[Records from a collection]
=-=-=-=-=

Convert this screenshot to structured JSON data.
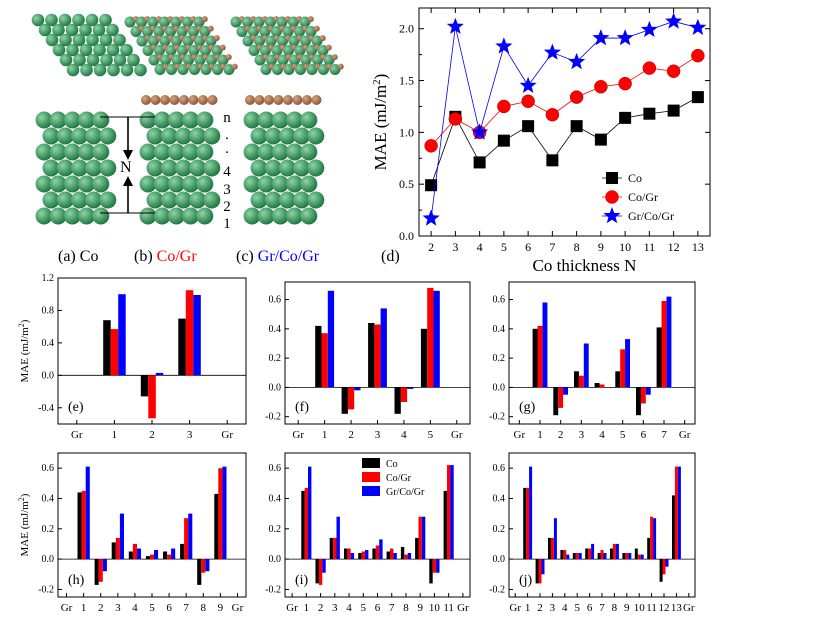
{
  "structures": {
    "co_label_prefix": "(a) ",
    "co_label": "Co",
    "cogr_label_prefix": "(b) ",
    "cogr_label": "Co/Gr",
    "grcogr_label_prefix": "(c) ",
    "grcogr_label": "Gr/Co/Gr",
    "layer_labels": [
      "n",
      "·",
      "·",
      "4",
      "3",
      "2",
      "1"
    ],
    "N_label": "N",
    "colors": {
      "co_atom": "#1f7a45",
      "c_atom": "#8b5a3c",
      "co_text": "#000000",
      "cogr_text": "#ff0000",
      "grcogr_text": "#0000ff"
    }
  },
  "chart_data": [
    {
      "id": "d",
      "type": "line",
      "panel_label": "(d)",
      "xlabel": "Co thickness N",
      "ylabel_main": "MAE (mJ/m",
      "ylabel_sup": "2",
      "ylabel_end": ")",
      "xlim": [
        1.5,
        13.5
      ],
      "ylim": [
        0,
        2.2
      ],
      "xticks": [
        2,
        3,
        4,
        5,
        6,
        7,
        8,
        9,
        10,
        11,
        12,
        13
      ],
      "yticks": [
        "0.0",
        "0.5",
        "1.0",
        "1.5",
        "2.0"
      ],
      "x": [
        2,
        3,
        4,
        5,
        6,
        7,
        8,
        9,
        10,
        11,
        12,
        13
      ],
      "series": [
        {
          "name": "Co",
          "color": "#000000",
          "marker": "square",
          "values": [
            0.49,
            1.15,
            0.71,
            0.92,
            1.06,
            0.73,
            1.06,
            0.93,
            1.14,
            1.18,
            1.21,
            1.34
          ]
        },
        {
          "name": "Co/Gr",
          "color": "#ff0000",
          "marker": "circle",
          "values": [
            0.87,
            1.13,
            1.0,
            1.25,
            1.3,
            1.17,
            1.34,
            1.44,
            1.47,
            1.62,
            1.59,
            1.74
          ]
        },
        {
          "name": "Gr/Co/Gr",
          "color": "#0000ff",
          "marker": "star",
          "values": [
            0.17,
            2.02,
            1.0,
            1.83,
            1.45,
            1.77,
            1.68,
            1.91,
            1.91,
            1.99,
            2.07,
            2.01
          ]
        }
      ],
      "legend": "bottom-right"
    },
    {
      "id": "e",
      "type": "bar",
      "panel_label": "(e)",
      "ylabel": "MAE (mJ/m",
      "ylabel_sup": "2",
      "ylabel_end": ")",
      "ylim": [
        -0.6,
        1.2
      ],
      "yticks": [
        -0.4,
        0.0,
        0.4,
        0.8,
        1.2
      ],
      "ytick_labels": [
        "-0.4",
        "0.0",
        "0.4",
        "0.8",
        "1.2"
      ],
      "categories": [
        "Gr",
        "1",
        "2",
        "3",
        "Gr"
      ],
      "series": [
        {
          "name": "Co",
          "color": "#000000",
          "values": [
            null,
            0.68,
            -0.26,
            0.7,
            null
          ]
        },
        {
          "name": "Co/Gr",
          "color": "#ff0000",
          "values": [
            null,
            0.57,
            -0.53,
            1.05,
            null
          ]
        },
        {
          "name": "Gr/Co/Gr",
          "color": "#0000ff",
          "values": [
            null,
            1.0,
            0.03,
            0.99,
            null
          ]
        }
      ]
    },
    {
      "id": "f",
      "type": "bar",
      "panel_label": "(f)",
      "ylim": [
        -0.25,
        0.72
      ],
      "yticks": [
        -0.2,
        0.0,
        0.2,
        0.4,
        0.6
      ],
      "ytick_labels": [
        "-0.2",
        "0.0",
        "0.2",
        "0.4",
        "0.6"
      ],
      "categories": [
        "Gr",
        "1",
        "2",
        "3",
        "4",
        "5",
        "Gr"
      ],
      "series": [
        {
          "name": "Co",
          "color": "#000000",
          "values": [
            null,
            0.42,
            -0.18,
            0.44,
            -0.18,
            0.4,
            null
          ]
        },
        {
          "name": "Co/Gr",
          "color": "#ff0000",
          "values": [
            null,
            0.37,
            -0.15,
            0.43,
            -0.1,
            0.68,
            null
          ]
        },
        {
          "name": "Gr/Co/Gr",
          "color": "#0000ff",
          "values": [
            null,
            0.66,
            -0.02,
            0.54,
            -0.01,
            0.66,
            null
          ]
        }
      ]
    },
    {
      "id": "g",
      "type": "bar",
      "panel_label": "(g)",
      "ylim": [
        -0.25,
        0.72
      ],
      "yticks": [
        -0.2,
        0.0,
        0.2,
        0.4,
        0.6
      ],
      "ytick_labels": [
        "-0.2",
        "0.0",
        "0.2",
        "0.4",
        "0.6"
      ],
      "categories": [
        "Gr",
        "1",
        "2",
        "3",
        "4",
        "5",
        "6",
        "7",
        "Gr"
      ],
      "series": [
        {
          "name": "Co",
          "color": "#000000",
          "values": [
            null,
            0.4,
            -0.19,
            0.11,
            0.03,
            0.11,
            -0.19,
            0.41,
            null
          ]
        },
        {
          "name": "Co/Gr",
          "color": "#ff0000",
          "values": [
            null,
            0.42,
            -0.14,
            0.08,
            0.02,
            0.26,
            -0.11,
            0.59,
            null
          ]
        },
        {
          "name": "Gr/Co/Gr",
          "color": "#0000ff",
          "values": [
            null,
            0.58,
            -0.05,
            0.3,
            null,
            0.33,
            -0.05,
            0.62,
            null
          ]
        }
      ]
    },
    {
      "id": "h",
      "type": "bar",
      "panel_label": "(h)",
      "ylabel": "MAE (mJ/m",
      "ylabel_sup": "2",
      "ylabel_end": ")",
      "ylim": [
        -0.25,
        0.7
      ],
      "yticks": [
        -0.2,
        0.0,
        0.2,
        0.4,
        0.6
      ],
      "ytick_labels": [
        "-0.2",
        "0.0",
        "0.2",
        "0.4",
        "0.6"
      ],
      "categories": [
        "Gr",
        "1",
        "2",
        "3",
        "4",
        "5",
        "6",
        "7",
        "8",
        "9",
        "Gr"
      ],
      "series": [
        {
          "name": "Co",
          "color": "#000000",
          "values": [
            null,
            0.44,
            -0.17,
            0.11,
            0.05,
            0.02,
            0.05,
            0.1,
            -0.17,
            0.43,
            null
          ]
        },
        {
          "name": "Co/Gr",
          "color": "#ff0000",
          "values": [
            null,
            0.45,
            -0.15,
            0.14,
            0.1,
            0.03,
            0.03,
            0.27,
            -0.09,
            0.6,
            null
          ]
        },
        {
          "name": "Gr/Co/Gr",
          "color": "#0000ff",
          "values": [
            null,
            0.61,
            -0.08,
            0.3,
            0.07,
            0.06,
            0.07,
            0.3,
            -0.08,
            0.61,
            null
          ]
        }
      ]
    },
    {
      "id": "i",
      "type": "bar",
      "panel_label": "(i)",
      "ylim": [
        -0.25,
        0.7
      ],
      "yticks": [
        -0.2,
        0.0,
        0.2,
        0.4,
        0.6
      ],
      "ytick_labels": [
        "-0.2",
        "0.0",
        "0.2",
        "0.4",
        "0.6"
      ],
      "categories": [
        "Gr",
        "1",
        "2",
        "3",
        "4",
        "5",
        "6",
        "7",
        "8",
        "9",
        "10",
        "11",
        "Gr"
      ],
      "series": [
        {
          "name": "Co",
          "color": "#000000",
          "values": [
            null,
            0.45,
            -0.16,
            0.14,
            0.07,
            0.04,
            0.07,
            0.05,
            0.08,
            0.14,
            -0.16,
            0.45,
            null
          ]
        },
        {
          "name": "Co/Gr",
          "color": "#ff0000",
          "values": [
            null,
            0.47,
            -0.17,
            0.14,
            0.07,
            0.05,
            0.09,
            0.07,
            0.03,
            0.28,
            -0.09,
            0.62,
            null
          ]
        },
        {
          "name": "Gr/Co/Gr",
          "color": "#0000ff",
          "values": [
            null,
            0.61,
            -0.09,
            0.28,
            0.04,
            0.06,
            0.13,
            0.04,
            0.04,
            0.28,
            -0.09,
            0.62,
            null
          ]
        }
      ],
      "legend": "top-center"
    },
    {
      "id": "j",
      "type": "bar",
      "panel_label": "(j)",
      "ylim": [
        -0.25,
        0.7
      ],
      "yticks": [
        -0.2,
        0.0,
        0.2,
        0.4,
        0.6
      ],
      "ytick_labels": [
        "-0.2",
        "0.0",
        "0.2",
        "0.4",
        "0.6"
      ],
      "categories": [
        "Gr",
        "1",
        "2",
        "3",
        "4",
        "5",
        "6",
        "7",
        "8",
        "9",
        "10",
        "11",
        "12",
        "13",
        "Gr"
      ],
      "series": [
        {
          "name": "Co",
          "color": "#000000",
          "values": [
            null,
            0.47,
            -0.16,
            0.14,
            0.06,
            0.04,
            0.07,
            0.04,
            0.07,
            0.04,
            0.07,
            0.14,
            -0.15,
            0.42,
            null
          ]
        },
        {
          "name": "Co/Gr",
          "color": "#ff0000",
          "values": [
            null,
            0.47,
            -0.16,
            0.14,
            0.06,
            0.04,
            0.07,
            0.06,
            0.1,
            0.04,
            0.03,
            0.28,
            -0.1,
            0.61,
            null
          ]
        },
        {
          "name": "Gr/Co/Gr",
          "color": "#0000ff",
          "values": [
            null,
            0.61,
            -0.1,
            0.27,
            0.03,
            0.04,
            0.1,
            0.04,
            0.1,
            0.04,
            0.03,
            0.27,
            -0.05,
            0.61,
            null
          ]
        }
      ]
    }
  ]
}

=-=-=-=-=

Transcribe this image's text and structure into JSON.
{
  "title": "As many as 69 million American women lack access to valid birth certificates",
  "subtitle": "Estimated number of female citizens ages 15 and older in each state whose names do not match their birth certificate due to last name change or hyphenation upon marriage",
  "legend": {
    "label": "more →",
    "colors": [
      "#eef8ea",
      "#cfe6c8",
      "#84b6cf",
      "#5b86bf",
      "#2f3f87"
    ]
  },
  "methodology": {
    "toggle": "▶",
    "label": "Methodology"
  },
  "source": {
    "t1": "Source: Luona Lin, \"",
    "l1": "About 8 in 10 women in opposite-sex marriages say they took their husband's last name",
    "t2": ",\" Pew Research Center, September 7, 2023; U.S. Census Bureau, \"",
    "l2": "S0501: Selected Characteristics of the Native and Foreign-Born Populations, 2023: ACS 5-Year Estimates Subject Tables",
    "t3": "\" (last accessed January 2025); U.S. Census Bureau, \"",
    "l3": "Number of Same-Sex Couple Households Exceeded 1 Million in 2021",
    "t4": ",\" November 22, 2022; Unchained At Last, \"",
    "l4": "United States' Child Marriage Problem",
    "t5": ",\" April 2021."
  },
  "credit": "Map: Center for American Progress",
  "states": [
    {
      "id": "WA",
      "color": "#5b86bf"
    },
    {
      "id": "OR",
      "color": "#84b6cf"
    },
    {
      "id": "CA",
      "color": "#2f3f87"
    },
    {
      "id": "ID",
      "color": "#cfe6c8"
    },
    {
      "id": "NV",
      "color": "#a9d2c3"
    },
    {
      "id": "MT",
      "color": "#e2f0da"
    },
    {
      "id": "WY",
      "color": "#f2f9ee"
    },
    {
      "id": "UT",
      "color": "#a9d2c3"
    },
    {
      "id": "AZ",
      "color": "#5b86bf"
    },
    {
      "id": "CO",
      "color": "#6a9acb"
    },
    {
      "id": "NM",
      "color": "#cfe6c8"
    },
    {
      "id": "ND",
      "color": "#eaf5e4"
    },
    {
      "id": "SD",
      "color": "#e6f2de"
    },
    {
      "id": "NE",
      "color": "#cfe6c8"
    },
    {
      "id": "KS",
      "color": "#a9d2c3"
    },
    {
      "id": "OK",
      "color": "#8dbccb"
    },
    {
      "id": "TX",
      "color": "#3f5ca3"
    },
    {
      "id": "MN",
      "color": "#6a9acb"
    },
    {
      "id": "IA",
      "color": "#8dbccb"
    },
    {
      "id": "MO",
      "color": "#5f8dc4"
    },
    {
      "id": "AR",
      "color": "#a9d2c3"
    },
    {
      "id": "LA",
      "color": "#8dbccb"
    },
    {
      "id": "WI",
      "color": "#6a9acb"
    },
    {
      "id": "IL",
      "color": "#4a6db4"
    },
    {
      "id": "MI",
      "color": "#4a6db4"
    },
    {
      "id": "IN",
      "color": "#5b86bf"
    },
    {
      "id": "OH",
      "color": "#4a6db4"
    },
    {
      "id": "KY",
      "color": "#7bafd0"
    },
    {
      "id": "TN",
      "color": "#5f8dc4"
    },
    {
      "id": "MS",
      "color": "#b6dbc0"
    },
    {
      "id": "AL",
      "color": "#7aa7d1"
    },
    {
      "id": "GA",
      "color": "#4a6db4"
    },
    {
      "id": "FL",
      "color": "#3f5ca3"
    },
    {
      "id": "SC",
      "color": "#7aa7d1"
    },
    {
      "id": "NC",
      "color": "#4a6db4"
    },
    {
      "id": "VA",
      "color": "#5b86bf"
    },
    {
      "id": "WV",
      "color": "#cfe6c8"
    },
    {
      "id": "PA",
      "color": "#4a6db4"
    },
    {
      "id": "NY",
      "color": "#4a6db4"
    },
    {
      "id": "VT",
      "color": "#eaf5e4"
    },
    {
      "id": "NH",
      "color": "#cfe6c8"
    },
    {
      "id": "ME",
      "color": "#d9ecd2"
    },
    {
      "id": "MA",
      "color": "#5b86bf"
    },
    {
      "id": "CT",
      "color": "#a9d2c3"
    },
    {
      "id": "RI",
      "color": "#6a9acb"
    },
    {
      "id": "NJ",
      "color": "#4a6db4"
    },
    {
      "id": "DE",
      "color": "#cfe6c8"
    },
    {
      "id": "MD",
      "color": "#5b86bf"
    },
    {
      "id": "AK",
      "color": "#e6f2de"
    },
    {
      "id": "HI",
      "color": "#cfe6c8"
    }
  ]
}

=-=-=-=-=

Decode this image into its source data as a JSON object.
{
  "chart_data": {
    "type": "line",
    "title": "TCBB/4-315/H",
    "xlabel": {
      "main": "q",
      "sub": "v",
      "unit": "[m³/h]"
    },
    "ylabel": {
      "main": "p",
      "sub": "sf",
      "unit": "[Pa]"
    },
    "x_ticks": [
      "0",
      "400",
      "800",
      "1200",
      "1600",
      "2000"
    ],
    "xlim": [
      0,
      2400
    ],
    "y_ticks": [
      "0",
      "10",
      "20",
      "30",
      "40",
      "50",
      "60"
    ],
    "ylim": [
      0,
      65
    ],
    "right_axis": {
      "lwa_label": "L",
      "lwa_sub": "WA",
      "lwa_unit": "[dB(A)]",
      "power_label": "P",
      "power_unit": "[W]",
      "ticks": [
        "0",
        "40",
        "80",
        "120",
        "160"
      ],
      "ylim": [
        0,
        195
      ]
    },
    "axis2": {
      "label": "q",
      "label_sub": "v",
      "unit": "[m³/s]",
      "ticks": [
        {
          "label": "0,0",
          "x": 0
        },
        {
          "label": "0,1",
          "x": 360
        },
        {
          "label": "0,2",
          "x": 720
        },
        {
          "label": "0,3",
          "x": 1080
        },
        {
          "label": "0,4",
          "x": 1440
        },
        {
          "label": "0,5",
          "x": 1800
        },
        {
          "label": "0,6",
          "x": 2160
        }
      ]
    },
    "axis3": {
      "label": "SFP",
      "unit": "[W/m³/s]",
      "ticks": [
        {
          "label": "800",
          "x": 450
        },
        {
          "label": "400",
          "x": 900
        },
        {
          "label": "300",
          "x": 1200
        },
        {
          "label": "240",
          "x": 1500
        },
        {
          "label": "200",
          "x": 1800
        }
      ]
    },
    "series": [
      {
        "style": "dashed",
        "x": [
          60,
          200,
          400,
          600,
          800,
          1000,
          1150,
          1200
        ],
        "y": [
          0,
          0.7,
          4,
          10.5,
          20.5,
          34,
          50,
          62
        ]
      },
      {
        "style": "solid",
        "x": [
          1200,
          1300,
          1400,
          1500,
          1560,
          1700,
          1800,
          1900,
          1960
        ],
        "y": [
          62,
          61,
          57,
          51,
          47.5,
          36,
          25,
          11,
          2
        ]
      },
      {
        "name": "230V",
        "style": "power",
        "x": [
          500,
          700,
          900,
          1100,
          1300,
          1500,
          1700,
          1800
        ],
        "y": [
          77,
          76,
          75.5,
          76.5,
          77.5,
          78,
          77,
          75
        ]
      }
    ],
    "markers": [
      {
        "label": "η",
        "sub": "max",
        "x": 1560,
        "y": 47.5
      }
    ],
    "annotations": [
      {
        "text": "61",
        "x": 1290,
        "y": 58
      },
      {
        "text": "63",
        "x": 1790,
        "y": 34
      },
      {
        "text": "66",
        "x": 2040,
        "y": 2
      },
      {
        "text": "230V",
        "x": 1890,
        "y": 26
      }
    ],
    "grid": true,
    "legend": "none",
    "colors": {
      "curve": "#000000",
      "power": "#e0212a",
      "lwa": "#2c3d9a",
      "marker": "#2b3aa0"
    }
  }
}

=-=-=-=-=

* Goal of the exercise
Set out every line from the material that contains the string "style".

* Expected answer
        "style": "dashed",
        "style": "solid",
        "style": "power",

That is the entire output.